=== Excerpted records ===

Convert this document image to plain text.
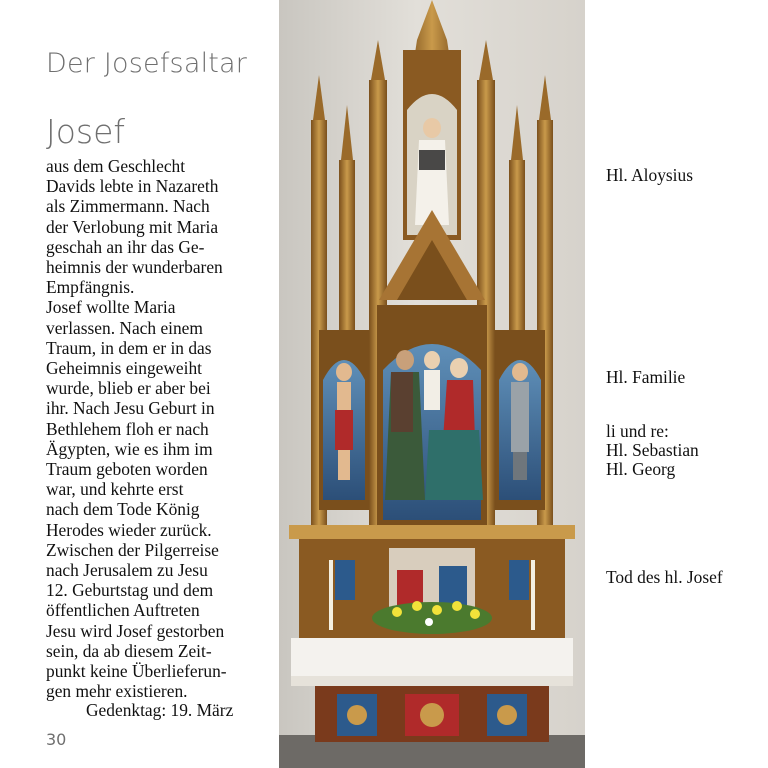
Der Josefsaltar
Josef
aus dem Geschlecht
Davids lebte in Nazareth
als Zimmermann. Nach
der Verlobung mit Maria
geschah an ihr das Ge-
heimnis der wunderbaren
Empfängnis.
Josef wollte Maria
verlassen. Nach einem
Traum, in dem er in das
Geheimnis eingeweiht
wurde, blieb er aber bei
ihr. Nach Jesu Geburt in
Bethlehem floh er nach
Ägypten, wie es ihm im
Traum geboten worden
war, und kehrte erst
nach dem Tode König
Herodes wieder zurück.
Zwischen der Pilgerreise
nach Jerusalem zu Jesu
12. Geburtstag und dem
öffentlichen Auftreten
Jesu wird Josef gestorben
sein, da ab diesem Zeit-
punkt keine Überlieferun-
gen mehr existieren.
Gedenktag: 19. März
30
Hl. Aloysius
Hl. Familie
li und re:
Hl. Sebastian
Hl. Georg
Tod des hl. Josef
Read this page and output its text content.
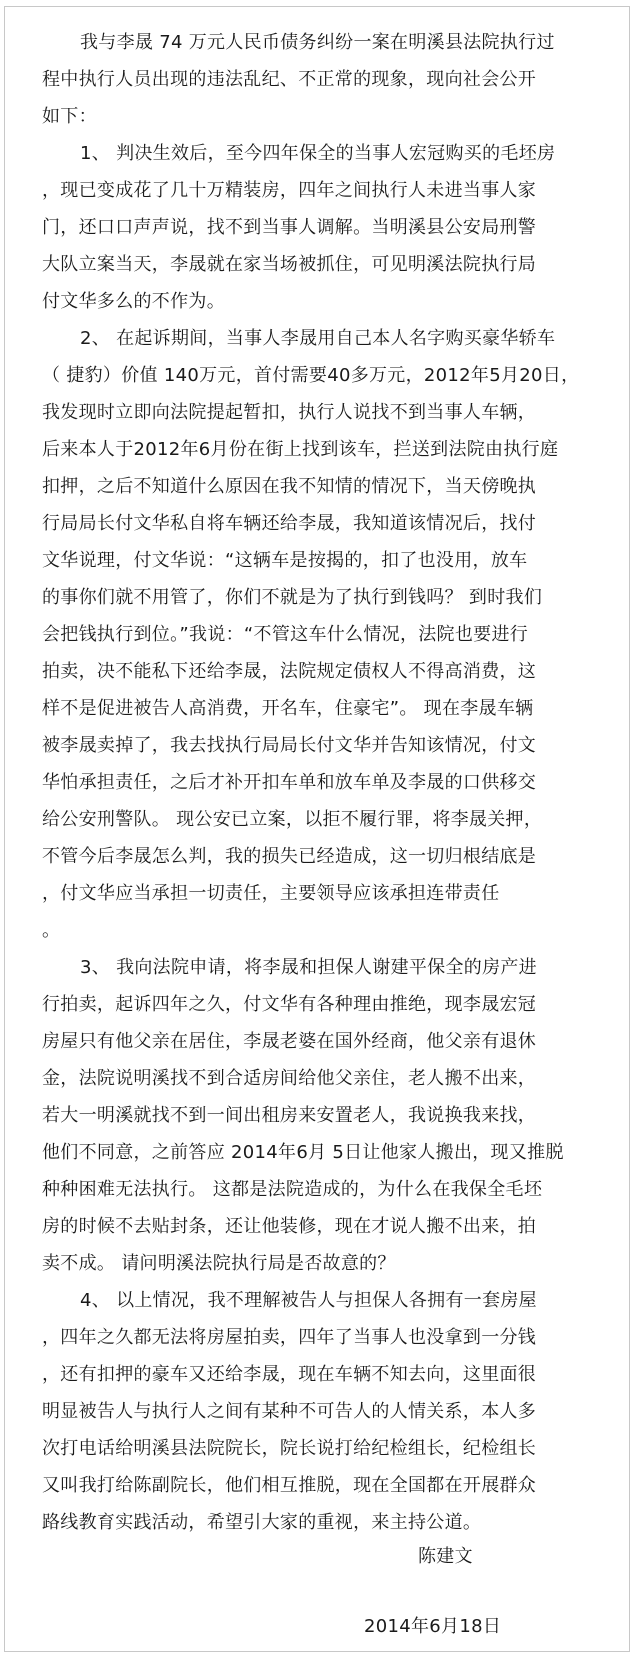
我与李晟 74 万元人民币债务纠纷一案在明溪县法院执行过
程中执行人员出现的违法乱纪、不正常的现象，现向社会公开
如下：
1、 判决生效后，至今四年保全的当事人宏冠购买的毛坯房
，现已变成花了几十万精装房，四年之间执行人未进当事人家
门，还口口声声说，找不到当事人调解。当明溪县公安局刑警
大队立案当天，李晟就在家当场被抓住，可见明溪法院执行局
付文华多么的不作为。
2、 在起诉期间，当事人李晟用自己本人名字购买豪华轿车
（ 捷豹）价值 140万元，首付需要40多万元，2012年5月20日，
我发现时立即向法院提起暂扣，执行人说找不到当事人车辆，
后来本人于2012年6月份在街上找到该车，拦送到法院由执行庭
扣押，之后不知道什么原因在我不知情的情况下，当天傍晚执
行局局长付文华私自将车辆还给李晟，我知道该情况后，找付
文华说理，付文华说：“这辆车是按揭的，扣了也没用，放车
的事你们就不用管了，你们不就是为了执行到钱吗？ 到时我们
会把钱执行到位。”我说：“不管这车什么情况，法院也要进行
拍卖，决不能私下还给李晟，法院规定债权人不得高消费，这
样不是促进被告人高消费，开名车，住豪宅”。 现在李晟车辆
被李晟卖掉了，我去找执行局局长付文华并告知该情况，付文
华怕承担责任，之后才补开扣车单和放车单及李晟的口供移交
给公安刑警队。 现公安已立案，以拒不履行罪，将李晟关押，
不管今后李晟怎么判，我的损失已经造成，这一切归根结底是
，付文华应当承担一切责任，主要领导应该承担连带责任
。
3、 我向法院申请，将李晟和担保人谢建平保全的房产进
行拍卖，起诉四年之久，付文华有各种理由推绝，现李晟宏冠
房屋只有他父亲在居住，李晟老婆在国外经商，他父亲有退休
金，法院说明溪找不到合适房间给他父亲住，老人搬不出来，
若大一明溪就找不到一间出租房来安置老人，我说换我来找，
他们不同意，之前答应 2014年6月 5日让他家人搬出，现又推脱
种种困难无法执行。 这都是法院造成的，为什么在我保全毛坯
房的时候不去贴封条，还让他装修，现在才说人搬不出来，拍
卖不成。 请问明溪法院执行局是否故意的？
4、 以上情况，我不理解被告人与担保人各拥有一套房屋
，四年之久都无法将房屋拍卖，四年了当事人也没拿到一分钱
，还有扣押的豪车又还给李晟，现在车辆不知去向，这里面很
明显被告人与执行人之间有某种不可告人的人情关系，本人多
次打电话给明溪县法院院长，院长说打给纪检组长，纪检组长
又叫我打给陈副院长，他们相互推脱，现在全国都在开展群众
路线教育实践活动，希望引大家的重视，来主持公道。
陈建文
2014年6月18日
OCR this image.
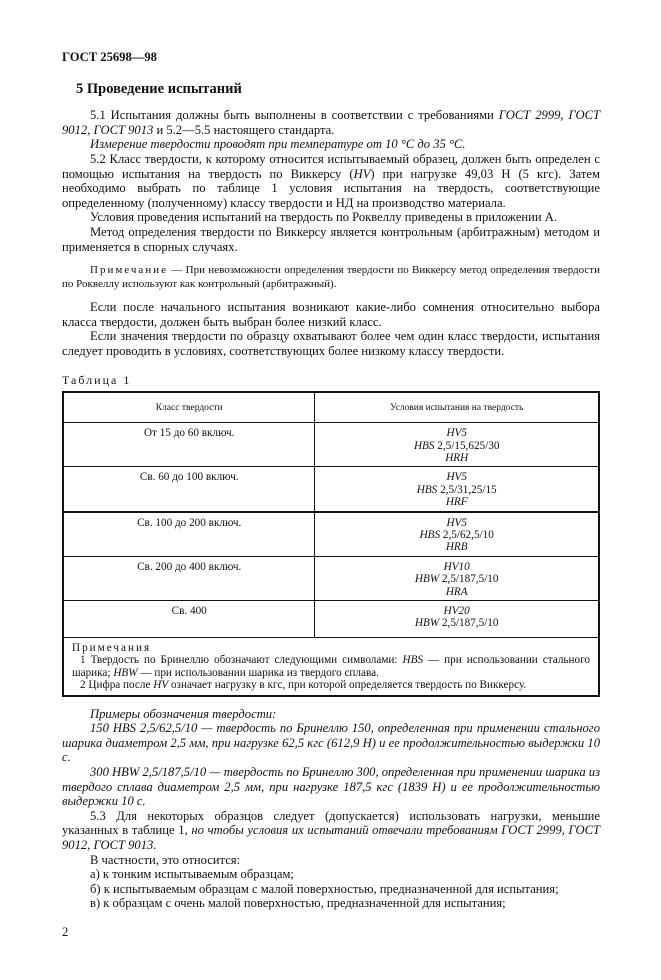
ГОСТ 25698—98
5 Проведение испытаний

5.1 Испытания должны быть выполнены в соответствии с требованиями ГОСТ 2999, ГОСТ 9012, ГОСТ 9013 и 5.2—5.5 настоящего стандарта.

Измерение твердости проводят при температуре от 10 °С до 35 °С.

5.2 Класс твердости, к которому относится испытываемый образец, должен быть определен с помощью испытания на твердость по Виккерсу (HV) при нагрузке 49,03 Н (5 кгс). Затем необходимо выбрать по таблице 1 условия испытания на твердость, соответствующие определенному (полученному) классу твердости и НД на производство материала.

Условия проведения испытаний на твердость по Роквеллу приведены в приложении А.

Метод определения твердости по Виккерсу является контрольным (арбитражным) методом и применяется в спорных случаях.

Примечание — При невозможности определения твердости по Виккерсу метод определения твердости по Роквеллу используют как контрольный (арбитражный).

Если после начального испытания возникают какие-либо сомнения относительно выбора класса твердости, должен быть выбран более низкий класс.

Если значения твердости по образцу охватывают более чем один класс твердости, испытания следует проводить в условиях, соответствующих более низкому классу твердости.

Таблица 1
Класс твердости	Условия испытания на твердость
От 15 до 60 включ.	HV5
HBS 2,5/15,625/30
HRH
Св. 60 до 100 включ.	HV5
HBS 2,5/31,25/15
HRF
Св. 100 до 200 включ.	HV5
HBS 2,5/62,5/10
HRB
Св. 200 до 400 включ.	HV10
HBW 2,5/187,5/10
HRA
Св. 400	HV20
HBW 2,5/187,5/10

Примечания

1 Твердость по Бринеллю обозначают следующими символами: HBS — при использовании стального шарика; HBW — при использовании шарика из твердого сплава.

2 Цифра после HV означает нагрузку в кгс, при которой определяется твердость по Виккерсу.	

Примеры обозначения твердости:

150 HBS 2,5/62,5/10 — твердость по Бринеллю 150, определенная при применении стального шарика диаметром 2,5 мм, при нагрузке 62,5 кгс (612,9 Н) и ее продолжительностью выдержки 10 с.

300 HBW 2,5/187,5/10 — твердость по Бринеллю 300, определенная при применении шарика из твердого сплава диаметром 2,5 мм, при нагрузке 187,5 кгс (1839 Н) и ее продолжительностью выдержки 10 с.

5.3 Для некоторых образцов следует (допускается) использовать нагрузки, меньшие указанных в таблице 1, но чтобы условия их испытаний отвечали требованиям ГОСТ 2999, ГОСТ 9012, ГОСТ 9013.

В частности, это относится:

а) к тонким испытываемым образцам;

б) к испытываемым образцам с малой поверхностью, предназначенной для испытания;

в) к образцам с очень малой поверхностью, предназначенной для испытания;

2
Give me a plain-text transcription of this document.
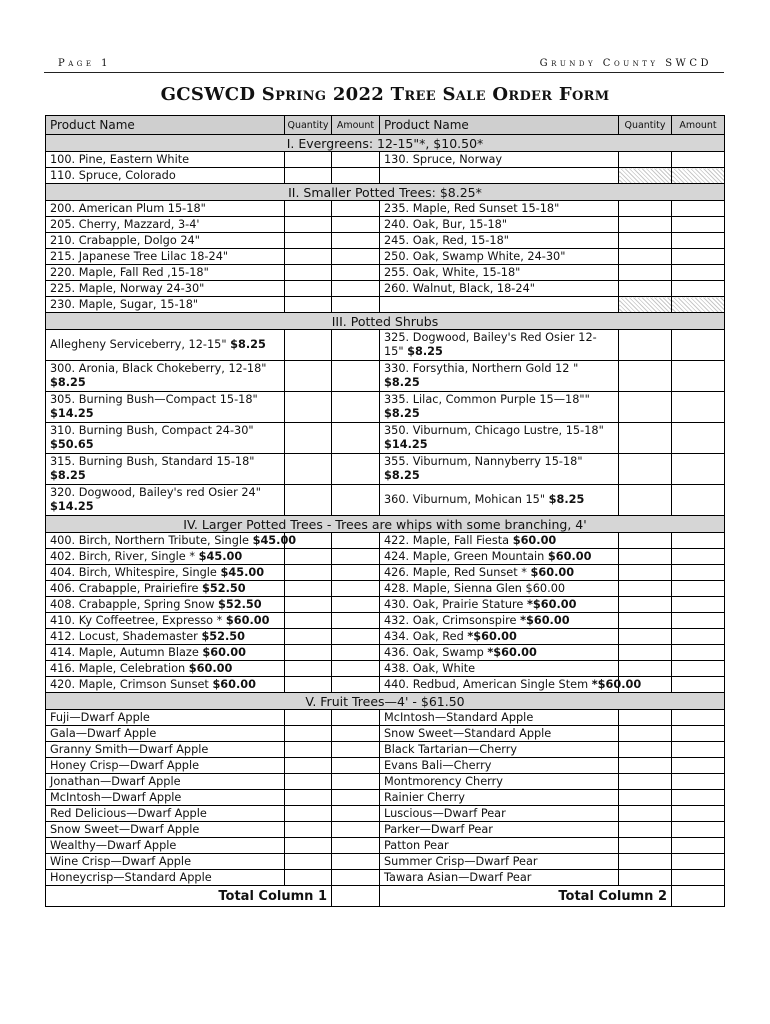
Page 1	Grundy County SWCD
GCSWCD Spring 2022 Tree Sale Order Form
Product Name	Quantity	Amount	Product Name	Quantity	Amount
I. Evergreens: 12-15"*, $10.50*					
100. Pine, Eastern White			130. Spruce, Norway		
110. Spruce, Colorado					
II. Smaller Potted Trees: $8.25*					
200. American Plum 15-18"			235. Maple, Red Sunset 15-18"		
205. Cherry, Mazzard, 3-4'			240. Oak, Bur, 15-18"		
210. Crabapple, Dolgo 24"			245. Oak, Red, 15-18"		
215. Japanese Tree Lilac 18-24"			250. Oak, Swamp White, 24-30"		
220. Maple, Fall Red ,15-18"			255. Oak, White, 15-18"		
225. Maple, Norway 24-30"			260. Walnut, Black, 18-24"		
230. Maple, Sugar, 15-18"					
III. Potted Shrubs					
Allegheny Serviceberry, 12-15" $8.25			325. Dogwood, Bailey's Red Osier 12-15" $8.25		
300. Aronia, Black Chokeberry, 12-18" $8.25			330. Forsythia, Northern Gold 12 " $8.25		
305. Burning Bush—Compact 15-18" $14.25			335. Lilac, Common Purple 15—18"" $8.25		
310. Burning Bush, Compact 24-30" $50.65			350. Viburnum, Chicago Lustre, 15-18" $14.25		
315. Burning Bush, Standard 15-18" $8.25			355. Viburnum, Nannyberry 15-18" $8.25		
320. Dogwood, Bailey's red Osier 24" $14.25			360. Viburnum, Mohican 15" $8.25		
IV. Larger Potted Trees - Trees are whips with some branching, 4'					
400. Birch, Northern Tribute, Single $45.00			422. Maple, Fall Fiesta $60.00		
402. Birch, River, Single * $45.00			424. Maple, Green Mountain $60.00		
404. Birch, Whitespire, Single $45.00			426. Maple, Red Sunset * $60.00		
406. Crabapple, Prairiefire $52.50			428. Maple, Sienna Glen $60.00		
408. Crabapple, Spring Snow $52.50			430. Oak, Prairie Stature *$60.00		
410. Ky Coffeetree, Expresso * $60.00			432. Oak, Crimsonspire *$60.00		
412. Locust, Shademaster $52.50			434. Oak, Red *$60.00		
414. Maple, Autumn Blaze $60.00			436. Oak, Swamp *$60.00		
416. Maple, Celebration $60.00			438. Oak, White		
420. Maple, Crimson Sunset $60.00			440. Redbud, American Single Stem *$60.00		
V. Fruit Trees—4' - $61.50					
Fuji—Dwarf Apple			McIntosh—Standard Apple		
Gala—Dwarf Apple			Snow Sweet—Standard Apple		
Granny Smith—Dwarf Apple			Black Tartarian—Cherry		
Honey Crisp—Dwarf Apple			Evans Bali—Cherry		
Jonathan—Dwarf Apple			Montmorency Cherry		
McIntosh—Dwarf Apple			Rainier Cherry		
Red Delicious—Dwarf Apple			Luscious—Dwarf Pear		
Snow Sweet—Dwarf Apple			Parker—Dwarf Pear		
Wealthy—Dwarf Apple			Patton Pear		
Wine Crisp—Dwarf Apple			Summer Crisp—Dwarf Pear		
Honeycrisp—Standard Apple			Tawara Asian—Dwarf Pear		
Total Column 1			Total Column 2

===

* **What is being asked**:
Read the entries and show each line that mentions "Viburnum".

* **Exercise answer**:
310. Burning Bush, Compact 24-30" $50.65			350. Viburnum, Chicago Lustre, 15-18" $14.25		
315. Burning Bush, Standard 15-18" $8.25			355. Viburnum, Nannyberry 15-18" $8.25		
320. Dogwood, Bailey's red Osier 24" $14.25			360. Viburnum, Mohican 15" $8.25		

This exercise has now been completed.